What to produce: Copy all the data exactly, except the pictures.

________________________________________

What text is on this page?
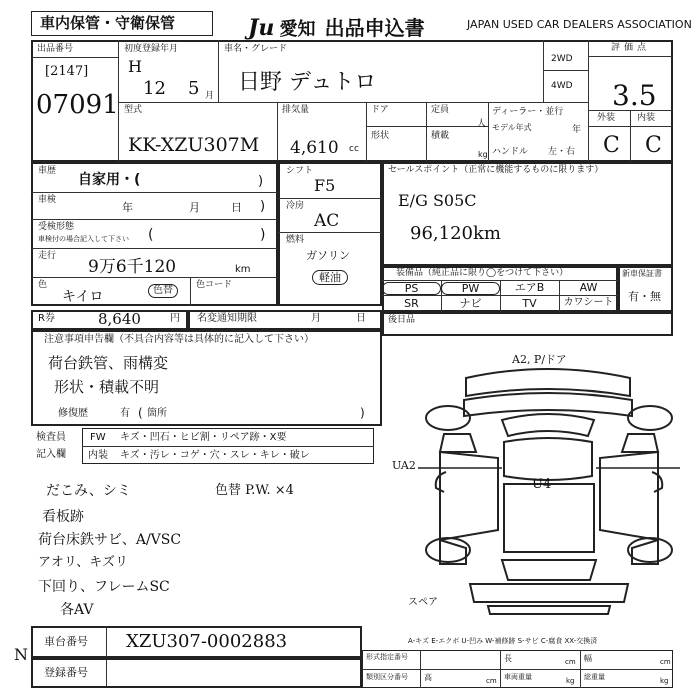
車内保管・守衛保管	Ju 愛知 出品申込書	JAPAN USED CAR DEALERS ASSOCIATION
出品番号
[2147]
07091
初度登録年月
H
12 5 月
車名・グレード
日野 デュトロ
2WD
4WD
評価点
3.5
外装 内装
C C
型式
KK-XZU307M
排気量
4,610 cc
ドア
形状
定員
人
積載
kg
ディーラー・並行
モデル年式	年
ハンドル 左・右
車歴
自家用・(	)
車検
年	月	日 )
受検形態
車検付の場合記入して下さい (	)
走行
9万6千120	km
色
キイロ	色替	色コード
シフト
F5
冷房
AC
燃料
ガソリン
軽油
セールスポイント（正常に機能するものに限ります）
E/G S05C
96,120km
装備品（純正品に限り◯をつけて下さい）
PS	PW	エアB	AW
SR	ナビ	TV	カワシート
新車保証書
有・無
R券	8,640	円 名変通知期限	月	日 後日品
注意事項申告欄（不具合内容等は具体的に記入して下さい）
荷台鉄管、雨構変
形状・積載不明
修復歴	有 ( 箇所	)
検査員
記入欄
FW キズ・凹石・ヒビ割・リペア跡・X要
内装 キズ・汚レ・コゲ・穴・スレ・キレ・破レ
だこみ、シミ	色替 P.W. ×4
看板跡
荷台床鉄サビ、A/VSC
アオリ、キズリ
下回り、フレームSC
各AV
A2, P/ドア
UA2
U4
スペア
A-キズ E-エクボ U-凹み W-補修跡 S-サビ C-腐食 XX-交換済
車台番号 XZU307-0002883
登録番号
形式指定番号
類別区分番号
長	cm 幅	cm
高	cm 車両重量	kg 総重量	kg
N
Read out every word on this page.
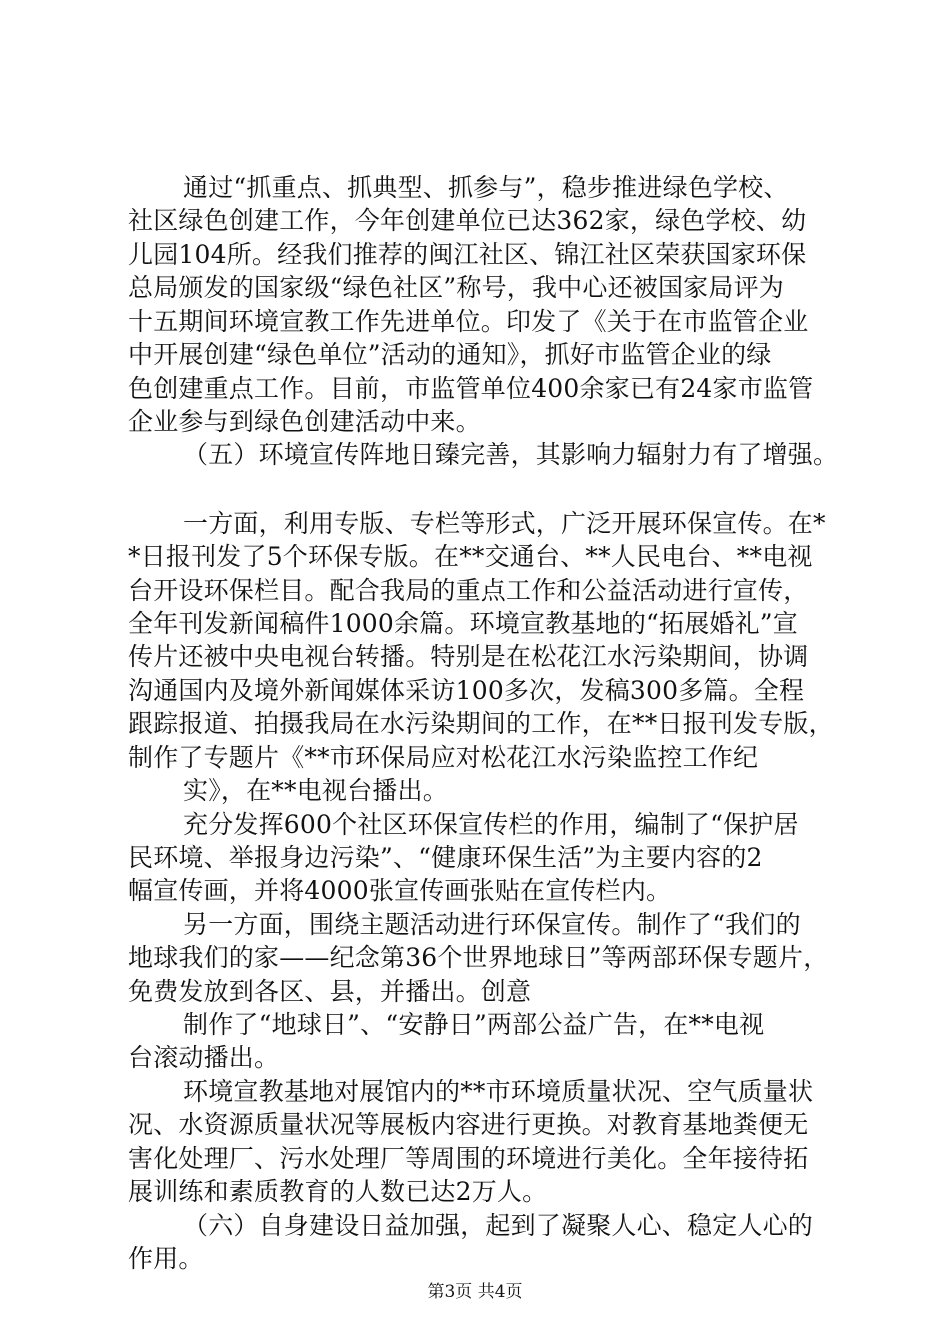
通过“抓重点、抓典型、抓参与”，稳步推进绿色学校、
社区绿色创建工作，今年创建单位已达362家，绿色学校、幼
儿园104所。经我们推荐的闽江社区、锦江社区荣获国家环保
总局颁发的国家级“绿色社区”称号，我中心还被国家局评为
十五期间环境宣教工作先进单位。印发了《关于在市监管企业
中开展创建“绿色单位”活动的通知》，抓好市监管企业的绿
色创建重点工作。目前，市监管单位400余家已有24家市监管
企业参与到绿色创建活动中来。
（五）环境宣传阵地日臻完善，其影响力辐射力有了增强。
一方面，利用专版、专栏等形式，广泛开展环保宣传。在*
*日报刊发了5个环保专版。在**交通台、**人民电台、**电视
台开设环保栏目。配合我局的重点工作和公益活动进行宣传，
全年刊发新闻稿件1000余篇。环境宣教基地的“拓展婚礼”宣
传片还被中央电视台转播。特别是在松花江水污染期间，协调
沟通国内及境外新闻媒体采访100多次，发稿300多篇。全程
跟踪报道、拍摄我局在水污染期间的工作，在**日报刊发专版，
制作了专题片《**市环保局应对松花江水污染监控工作纪
实》，在**电视台播出。
充分发挥600个社区环保宣传栏的作用，编制了“保护居
民环境、举报身边污染”、“健康环保生活”为主要内容的2
幅宣传画，并将4000张宣传画张贴在宣传栏内。
另一方面，围绕主题活动进行环保宣传。制作了“我们的
地球我们的家——纪念第36个世界地球日”等两部环保专题片，
免费发放到各区、县，并播出。创意
制作了“地球日”、“安静日”两部公益广告，在**电视
台滚动播出。
环境宣教基地对展馆内的**市环境质量状况、空气质量状
况、水资源质量状况等展板内容进行更换。对教育基地粪便无
害化处理厂、污水处理厂等周围的环境进行美化。全年接待拓
展训练和素质教育的人数已达2万人。
（六）自身建设日益加强，起到了凝聚人心、稳定人心的
作用。
第3页 共4页
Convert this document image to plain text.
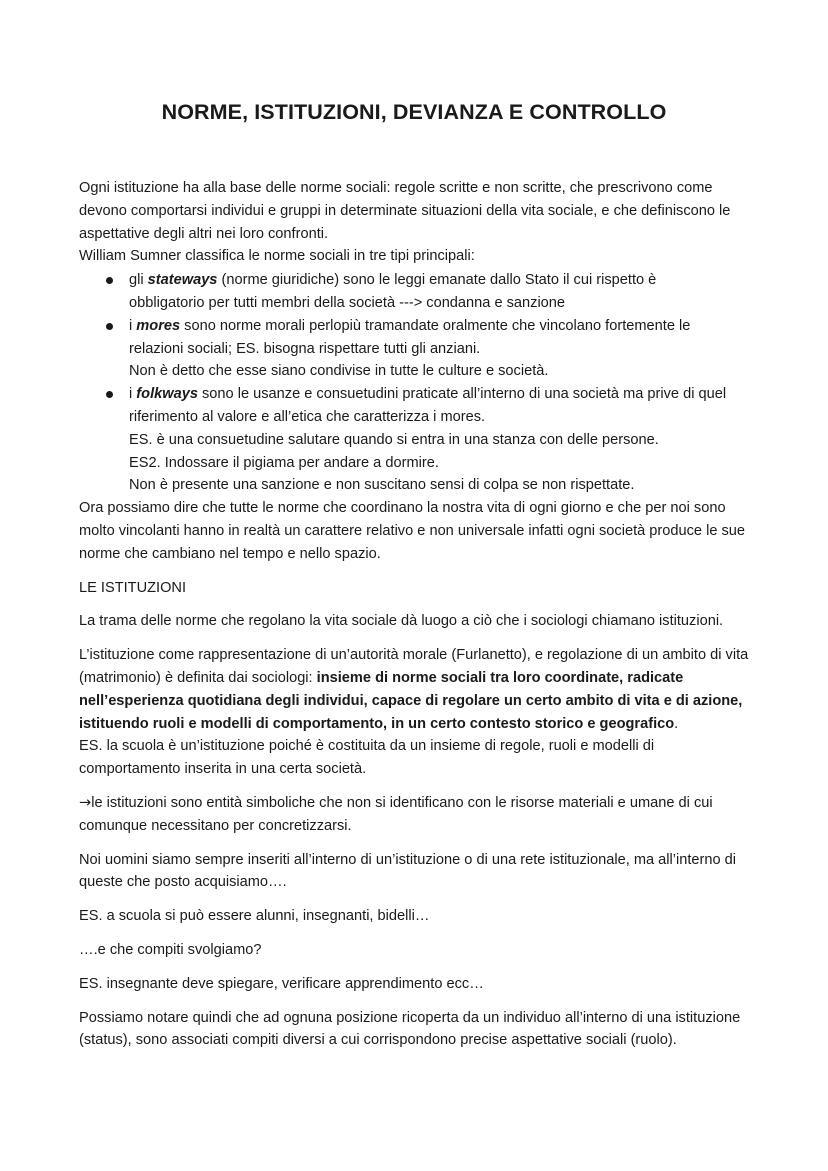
NORME, ISTITUZIONI, DEVIANZA E CONTROLLO

Ogni istituzione ha alla base delle norme sociali: regole scritte e non scritte, che prescrivono come devono comportarsi individui e gruppi in determinate situazioni della vita sociale, e che definiscono le aspettative degli altri nei loro confronti.

William Sumner classifica le norme sociali in tre tipi principali:

gli stateways (norme giuridiche) sono le leggi emanate dallo Stato il cui rispetto è
obbligatorio per tutti membri della società ---> condanna e sanzione
i mores sono norme morali perlopiù tramandate oralmente che vincolano fortemente le
relazioni sociali; ES. bisogna rispettare tutti gli anziani.
Non è detto che esse siano condivise in tutte le culture e società.
i folkways sono le usanze e consuetudini praticate all’interno di una società ma prive di quel
riferimento al valore e all’etica che caratterizza i mores.
ES. è una consuetudine salutare quando si entra in una stanza con delle persone.
ES2. Indossare il pigiama per andare a dormire.
Non è presente una sanzione e non suscitano sensi di colpa se non rispettate.

Ora possiamo dire che tutte le norme che coordinano la nostra vita di ogni giorno e che per noi sono molto vincolanti hanno in realtà un carattere relativo e non universale infatti ogni società produce le sue norme che cambiano nel tempo e nello spazio.

LE ISTITUZIONI

La trama delle norme che regolano la vita sociale dà luogo a ciò che i sociologi chiamano istituzioni.

L’istituzione come rappresentazione di un’autorità morale (Furlanetto), e regolazione di un ambito di vita (matrimonio) è definita dai sociologi: insieme di norme sociali tra loro coordinate, radicate nell’esperienza quotidiana degli individui, capace di regolare un certo ambito di vita e di azione, istituendo ruoli e modelli di comportamento, in un certo contesto storico e geografico.

ES. la scuola è un’istituzione poiché è costituita da un insieme di regole, ruoli e modelli di comportamento inserita in una certa società.

→le istituzioni sono entità simboliche che non si identificano con le risorse materiali e umane di cui comunque necessitano per concretizzarsi.

Noi uomini siamo sempre inseriti all’interno di un’istituzione o di una rete istituzionale, ma all’interno di queste che posto acquisiamo….

ES. a scuola si può essere alunni, insegnanti, bidelli…

….e che compiti svolgiamo?

ES. insegnante deve spiegare, verificare apprendimento ecc…

Possiamo notare quindi che ad ognuna posizione ricoperta da un individuo all’interno di una istituzione (status), sono associati compiti diversi a cui corrispondono precise aspettative sociali (ruolo).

________________________________________

Problem solution:
What text is on this page?
車内保管・守衛保管	Ju 愛知 出品申込書	JAPAN USED CAR DEALERS ASSOCIATION
出品番号
[2147]
07091
初度登録年月
H
12 5 月
車名・グレード
日野 デュトロ
2WD
4WD
評価点
3.5
外装 内装
C C
型式
KK-XZU307M
排気量
4,610 cc
ドア
形状
定員
人
積載
kg
ディーラー・並行
モデル年式	年
ハンドル 左・右
車歴
自家用・(	)
車検
年	月	日 )
受検形態
車検付の場合記入して下さい (	)
走行
9万6千120	km
色
キイロ	色替	色コード
シフト
F5
冷房
AC
燃料
ガソリン
軽油
セールスポイント（正常に機能するものに限ります）
E/G S05C
96,120km
装備品（純正品に限り◯をつけて下さい）
PS	PW	エアB	AW
SR	ナビ	TV	カワシート
新車保証書
有・無
R券	8,640	円 名変通知期限	月	日 後日品
注意事項申告欄（不具合内容等は具体的に記入して下さい）
荷台鉄管、雨構変
形状・積載不明
修復歴	有 ( 箇所	)
検査員
記入欄
FW キズ・凹石・ヒビ割・リペア跡・X要
内装 キズ・汚レ・コゲ・穴・スレ・キレ・破レ
だこみ、シミ	色替 P.W. ×4
看板跡
荷台床鉄サビ、A/VSC
アオリ、キズリ
下回り、フレームSC
各AV
A2, P/ドア
UA2
U4
スペア
A-キズ E-エクボ U-凹み W-補修跡 S-サビ C-腐食 XX-交換済
車台番号 XZU307-0002883
登録番号
形式指定番号
類別区分番号
長	cm 幅	cm
高	cm 車両重量	kg 総重量	kg
N
Read out every word on this page.
通过“抓重点、抓典型、抓参与”，稳步推进绿色学校、
社区绿色创建工作，今年创建单位已达362家，绿色学校、幼
儿园104所。经我们推荐的闽江社区、锦江社区荣获国家环保
总局颁发的国家级“绿色社区”称号，我中心还被国家局评为
十五期间环境宣教工作先进单位。印发了《关于在市监管企业
中开展创建“绿色单位”活动的通知》，抓好市监管企业的绿
色创建重点工作。目前，市监管单位400余家已有24家市监管
企业参与到绿色创建活动中来。
（五）环境宣传阵地日臻完善，其影响力辐射力有了增强。
一方面，利用专版、专栏等形式，广泛开展环保宣传。在*
*日报刊发了5个环保专版。在**交通台、**人民电台、**电视
台开设环保栏目。配合我局的重点工作和公益活动进行宣传，
全年刊发新闻稿件1000余篇。环境宣教基地的“拓展婚礼”宣
传片还被中央电视台转播。特别是在松花江水污染期间，协调
沟通国内及境外新闻媒体采访100多次，发稿300多篇。全程
跟踪报道、拍摄我局在水污染期间的工作，在**日报刊发专版，
制作了专题片《**市环保局应对松花江水污染监控工作纪
实》，在**电视台播出。
充分发挥600个社区环保宣传栏的作用，编制了“保护居
民环境、举报身边污染”、“健康环保生活”为主要内容的2
幅宣传画，并将4000张宣传画张贴在宣传栏内。
另一方面，围绕主题活动进行环保宣传。制作了“我们的
地球我们的家——纪念第36个世界地球日”等两部环保专题片，
免费发放到各区、县，并播出。创意
制作了“地球日”、“安静日”两部公益广告，在**电视
台滚动播出。
环境宣教基地对展馆内的**市环境质量状况、空气质量状
况、水资源质量状况等展板内容进行更换。对教育基地粪便无
害化处理厂、污水处理厂等周围的环境进行美化。全年接待拓
展训练和素质教育的人数已达2万人。
（六）自身建设日益加强，起到了凝聚人心、稳定人心的
作用。
第3页 共4页
Convert this document image to plain text.
NORME, ISTITUZIONI, DEVIANZA E CONTROLLO

Ogni istituzione ha alla base delle norme sociali: regole scritte e non scritte, che prescrivono come devono comportarsi individui e gruppi in determinate situazioni della vita sociale, e che definiscono le aspettative degli altri nei loro confronti.

William Sumner classifica le norme sociali in tre tipi principali:

gli stateways (norme giuridiche) sono le leggi emanate dallo Stato il cui rispetto è
obbligatorio per tutti membri della società ---> condanna e sanzione
i mores sono norme morali perlopiù tramandate oralmente che vincolano fortemente le
relazioni sociali; ES. bisogna rispettare tutti gli anziani.
Non è detto che esse siano condivise in tutte le culture e società.
i folkways sono le usanze e consuetudini praticate all’interno di una società ma prive di quel
riferimento al valore e all’etica che caratterizza i mores.
ES. è una consuetudine salutare quando si entra in una stanza con delle persone.
ES2. Indossare il pigiama per andare a dormire.
Non è presente una sanzione e non suscitano sensi di colpa se non rispettate.

Ora possiamo dire che tutte le norme che coordinano la nostra vita di ogni giorno e che per noi sono molto vincolanti hanno in realtà un carattere relativo e non universale infatti ogni società produce le sue norme che cambiano nel tempo e nello spazio.

LE ISTITUZIONI

La trama delle norme che regolano la vita sociale dà luogo a ciò che i sociologi chiamano istituzioni.

L’istituzione come rappresentazione di un’autorità morale (Furlanetto), e regolazione di un ambito di vita (matrimonio) è definita dai sociologi: insieme di norme sociali tra loro coordinate, radicate nell’esperienza quotidiana degli individui, capace di regolare un certo ambito di vita e di azione, istituendo ruoli e modelli di comportamento, in un certo contesto storico e geografico.

ES. la scuola è un’istituzione poiché è costituita da un insieme di regole, ruoli e modelli di comportamento inserita in una certa società.

→le istituzioni sono entità simboliche che non si identificano con le risorse materiali e umane di cui comunque necessitano per concretizzarsi.

Noi uomini siamo sempre inseriti all’interno di un’istituzione o di una rete istituzionale, ma all’interno di queste che posto acquisiamo….

ES. a scuola si può essere alunni, insegnanti, bidelli…

….e che compiti svolgiamo?

ES. insegnante deve spiegare, verificare apprendimento ecc…

Possiamo notare quindi che ad ognuna posizione ricoperta da un individuo all’interno di una istituzione (status), sono associati compiti diversi a cui corrispondono precise aspettative sociali (ruolo).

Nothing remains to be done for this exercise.